+++ Dataset content
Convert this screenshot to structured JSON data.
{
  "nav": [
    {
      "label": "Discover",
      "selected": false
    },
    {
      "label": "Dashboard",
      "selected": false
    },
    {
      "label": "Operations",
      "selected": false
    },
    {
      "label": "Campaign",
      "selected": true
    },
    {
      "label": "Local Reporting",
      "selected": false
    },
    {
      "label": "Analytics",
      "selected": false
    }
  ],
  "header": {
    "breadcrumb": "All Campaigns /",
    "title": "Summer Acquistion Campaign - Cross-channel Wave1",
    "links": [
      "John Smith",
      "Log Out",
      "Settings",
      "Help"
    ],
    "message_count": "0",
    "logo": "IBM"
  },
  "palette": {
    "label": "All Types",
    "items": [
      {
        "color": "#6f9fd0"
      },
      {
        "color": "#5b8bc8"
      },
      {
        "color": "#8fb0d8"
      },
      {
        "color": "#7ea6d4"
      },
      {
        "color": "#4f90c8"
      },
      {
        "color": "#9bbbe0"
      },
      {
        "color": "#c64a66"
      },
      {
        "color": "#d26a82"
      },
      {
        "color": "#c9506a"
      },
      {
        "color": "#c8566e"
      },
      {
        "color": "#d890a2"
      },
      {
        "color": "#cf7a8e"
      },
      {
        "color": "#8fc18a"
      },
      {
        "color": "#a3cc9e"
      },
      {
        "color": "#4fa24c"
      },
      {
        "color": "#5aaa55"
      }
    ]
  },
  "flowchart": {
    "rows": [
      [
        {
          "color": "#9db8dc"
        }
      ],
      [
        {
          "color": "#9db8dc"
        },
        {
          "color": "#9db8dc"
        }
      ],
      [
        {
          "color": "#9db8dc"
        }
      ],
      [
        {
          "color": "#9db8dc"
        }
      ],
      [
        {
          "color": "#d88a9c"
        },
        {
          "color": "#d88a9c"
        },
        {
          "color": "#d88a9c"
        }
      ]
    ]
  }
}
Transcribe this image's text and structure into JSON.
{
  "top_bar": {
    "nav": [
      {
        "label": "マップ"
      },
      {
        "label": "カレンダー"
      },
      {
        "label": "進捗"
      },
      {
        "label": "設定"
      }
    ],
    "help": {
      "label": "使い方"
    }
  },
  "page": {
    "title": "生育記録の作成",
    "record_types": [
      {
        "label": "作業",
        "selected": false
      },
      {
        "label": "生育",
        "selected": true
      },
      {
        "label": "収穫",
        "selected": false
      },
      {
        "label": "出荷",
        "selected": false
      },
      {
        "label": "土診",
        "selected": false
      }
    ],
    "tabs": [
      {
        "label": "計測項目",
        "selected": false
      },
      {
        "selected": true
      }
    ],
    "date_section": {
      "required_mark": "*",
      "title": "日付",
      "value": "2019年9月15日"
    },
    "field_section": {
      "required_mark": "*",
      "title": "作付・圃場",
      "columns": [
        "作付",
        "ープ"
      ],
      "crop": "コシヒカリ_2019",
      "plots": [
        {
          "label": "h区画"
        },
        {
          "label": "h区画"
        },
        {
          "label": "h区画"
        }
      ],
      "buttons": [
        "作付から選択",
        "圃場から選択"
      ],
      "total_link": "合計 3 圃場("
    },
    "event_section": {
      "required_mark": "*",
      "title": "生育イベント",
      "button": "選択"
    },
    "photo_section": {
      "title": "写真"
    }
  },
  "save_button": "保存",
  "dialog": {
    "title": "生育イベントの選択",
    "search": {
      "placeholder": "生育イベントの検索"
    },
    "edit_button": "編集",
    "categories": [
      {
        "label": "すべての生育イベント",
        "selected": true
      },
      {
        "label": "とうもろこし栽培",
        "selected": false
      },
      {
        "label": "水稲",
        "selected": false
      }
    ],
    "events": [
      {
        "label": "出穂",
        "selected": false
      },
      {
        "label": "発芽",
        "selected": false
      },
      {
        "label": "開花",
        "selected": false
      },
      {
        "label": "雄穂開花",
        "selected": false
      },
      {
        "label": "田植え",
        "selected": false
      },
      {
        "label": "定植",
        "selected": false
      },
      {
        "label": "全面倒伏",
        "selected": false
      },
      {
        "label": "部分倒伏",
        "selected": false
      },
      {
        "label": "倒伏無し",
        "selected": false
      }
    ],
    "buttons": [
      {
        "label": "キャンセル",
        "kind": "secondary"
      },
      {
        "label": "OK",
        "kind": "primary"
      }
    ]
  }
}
++++++
Task to complete
Filter out all lines lacking the word "this" and copy the rest.

The completed task
Convert this screenshot to structured JSON data.
Transcribe this image's text and structure into JSON.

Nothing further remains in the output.